## Begin Supplied information

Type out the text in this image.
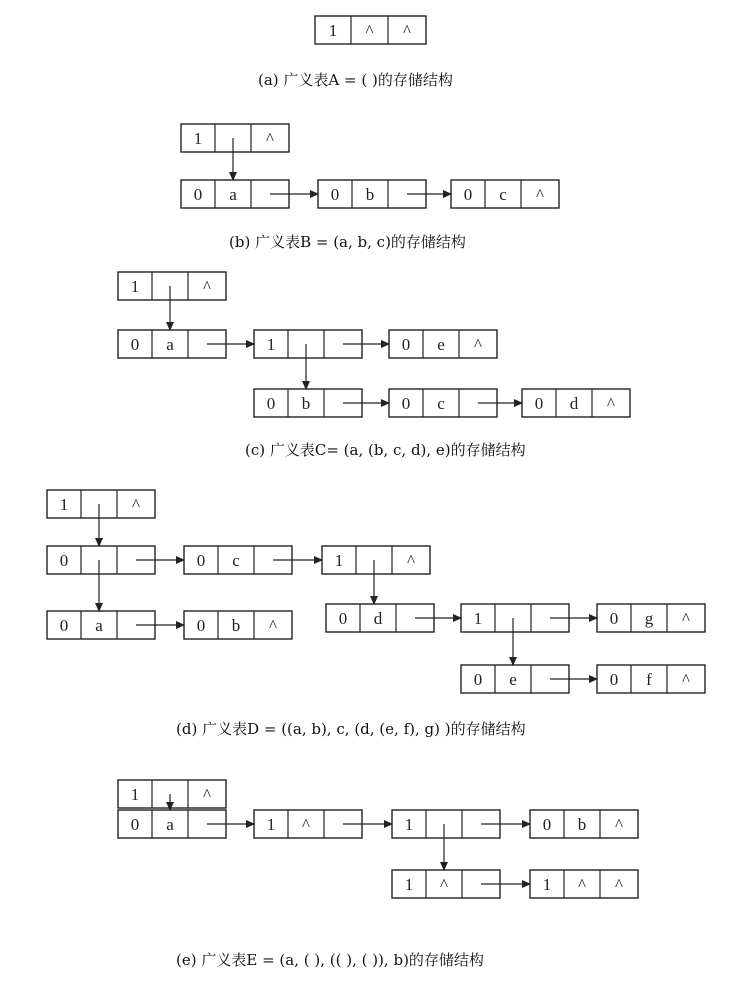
1 ^ ^
1	^
0 a	0 b	0 c ^
1	^
0 a	1	0 e ^
0 b	0 c	0 d ^
1	^
0	0 c	1	^
0 a	0 b ^	0 d	1	0 g ^
0 e	0 f ^
1	^
0 a	1 ^	1	0 b ^
1 ^	1 ^ ^
(a) 广义表A = ( )的存储结构
(b) 广义表B = (a, b, c)的存储结构
(c) 广义表C= (a, (b, c, d), e)的存储结构
(d) 广义表D = ((a, b), c, (d, (e, f), g) )的存储结构
(e) 广义表E = (a, ( ), (( ), ( )), b)的存储结构
掘金技术社区 @ Mr_Dwj
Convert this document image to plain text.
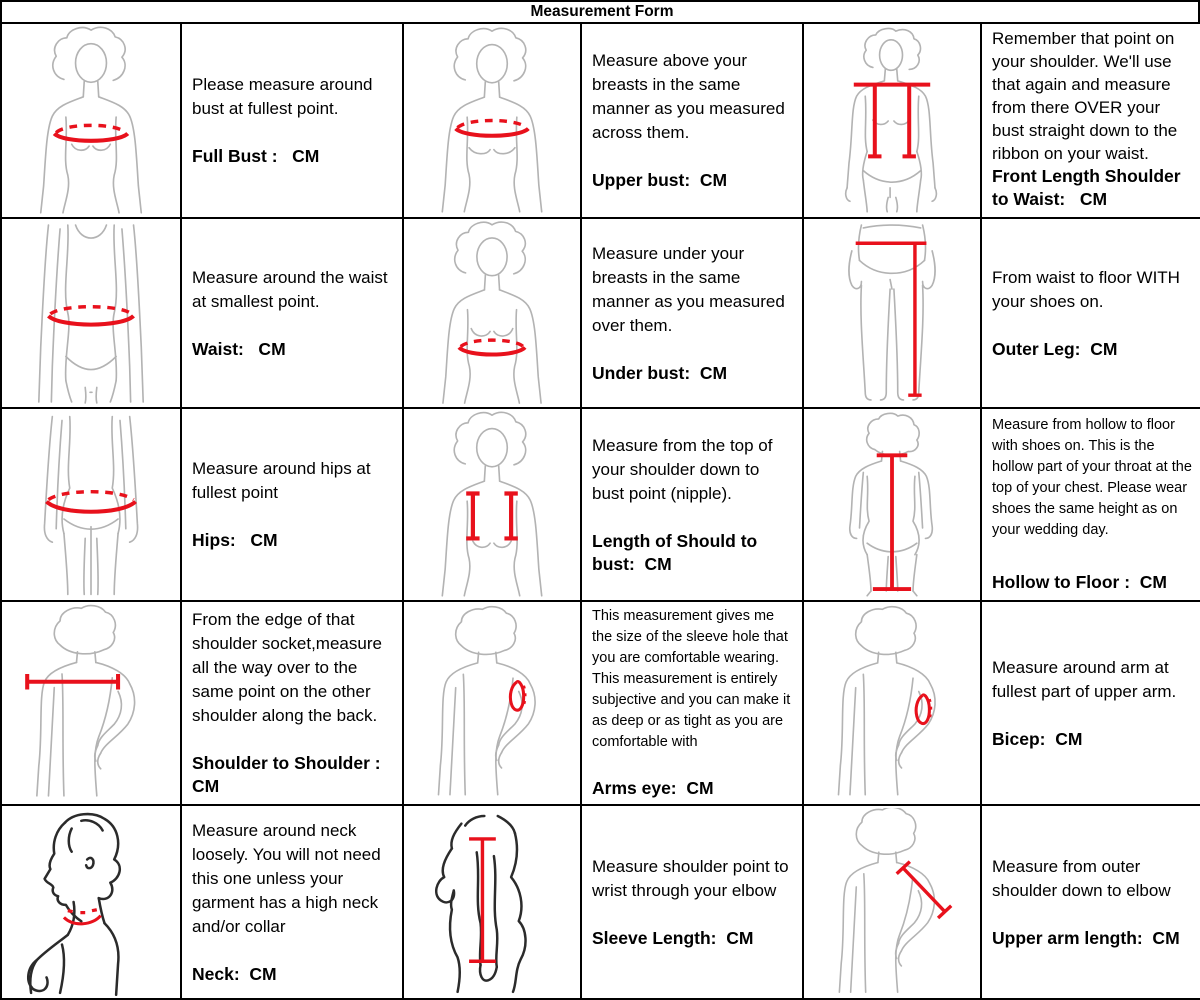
Measurement Form

Please measure around bust at fullest point.

Full Bust :   CM

Measure above your breasts in the same manner as you measured across them.

Upper bust:  CM

Remember that point on your shoulder. We'll use that again and measure from there OVER your bust straight down to the ribbon on your waist.

Front Length Shoulder to Waist:   CM

Measure around the waist at smallest point.

Waist:   CM

Measure under your breasts in the same manner as you measured over them.

Under bust:  CM

From waist to floor WITH your shoes on.

Outer Leg:  CM

Measure around hips at fullest point

Hips:   CM

Measure from the top of your shoulder down to bust point (nipple).

Length of Should to bust:  CM

Measure from hollow to floor with shoes on. This is the hollow part of your throat at the top of your chest. Please wear shoes the same height as on your wedding day.

Hollow to Floor :  CM

From the edge of that shoulder socket,measure all the way over to the same point on the other shoulder along the back.

Shoulder to Shoulder : CM

This measurement gives me the size of the sleeve hole that you are comfortable wearing. This measurement is entirely subjective and you can make it as deep or as tight as you are comfortable with

Arms eye:  CM

Measure around arm at fullest part of upper arm.

Bicep:  CM

Measure around neck loosely. You will not need this one unless your garment has a high neck and/or collar

Neck:  CM

Measure shoulder point to wrist through your elbow

Sleeve Length:  CM

Measure from outer shoulder down to elbow

Upper arm length:  CM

## End Supplied information

Without the pictures, print the whole listing exactly as given.

- Full output:
Type out the text in this image.
1 ^ ^
1	^
0 a	0 b	0 c ^
1	^
0 a	1	0 e ^
0 b	0 c	0 d ^
1	^
0	0 c	1	^
0 a	0 b ^	0 d	1	0 g ^
0 e	0 f ^
1	^
0 a	1 ^	1	0 b ^
1 ^	1 ^ ^
(a) 广义表A = ( )的存储结构
(b) 广义表B = (a, b, c)的存储结构
(c) 广义表C= (a, (b, c, d), e)的存储结构
(d) 广义表D = ((a, b), c, (d, (e, f), g) )的存储结构
(e) 广义表E = (a, ( ), (( ), ( )), b)的存储结构
掘金技术社区 @ Mr_Dwj
Convert this document image to plain text.
Measurement Form

Please measure around bust at fullest point.

Full Bust :   CM

Measure above your breasts in the same manner as you measured across them.

Upper bust:  CM

Remember that point on your shoulder. We'll use that again and measure from there OVER your bust straight down to the ribbon on your waist.

Front Length Shoulder to Waist:   CM

Measure around the waist at smallest point.

Waist:   CM

Measure under your breasts in the same manner as you measured over them.

Under bust:  CM

From waist to floor WITH your shoes on.

Outer Leg:  CM

Measure around hips at fullest point

Hips:   CM

Measure from the top of your shoulder down to bust point (nipple).

Length of Should to bust:  CM

Measure from hollow to floor with shoes on. This is the hollow part of your throat at the top of your chest. Please wear shoes the same height as on your wedding day.

Hollow to Floor :  CM

From the edge of that shoulder socket,measure all the way over to the same point on the other shoulder along the back.

Shoulder to Shoulder : CM

This measurement gives me the size of the sleeve hole that you are comfortable wearing. This measurement is entirely subjective and you can make it as deep or as tight as you are comfortable with

Arms eye:  CM

Measure around arm at fullest part of upper arm.

Bicep:  CM

Measure around neck loosely. You will not need this one unless your garment has a high neck and/or collar

Neck:  CM

Measure shoulder point to wrist through your elbow

Sleeve Length:  CM

Measure from outer shoulder down to elbow

Upper arm length:  CM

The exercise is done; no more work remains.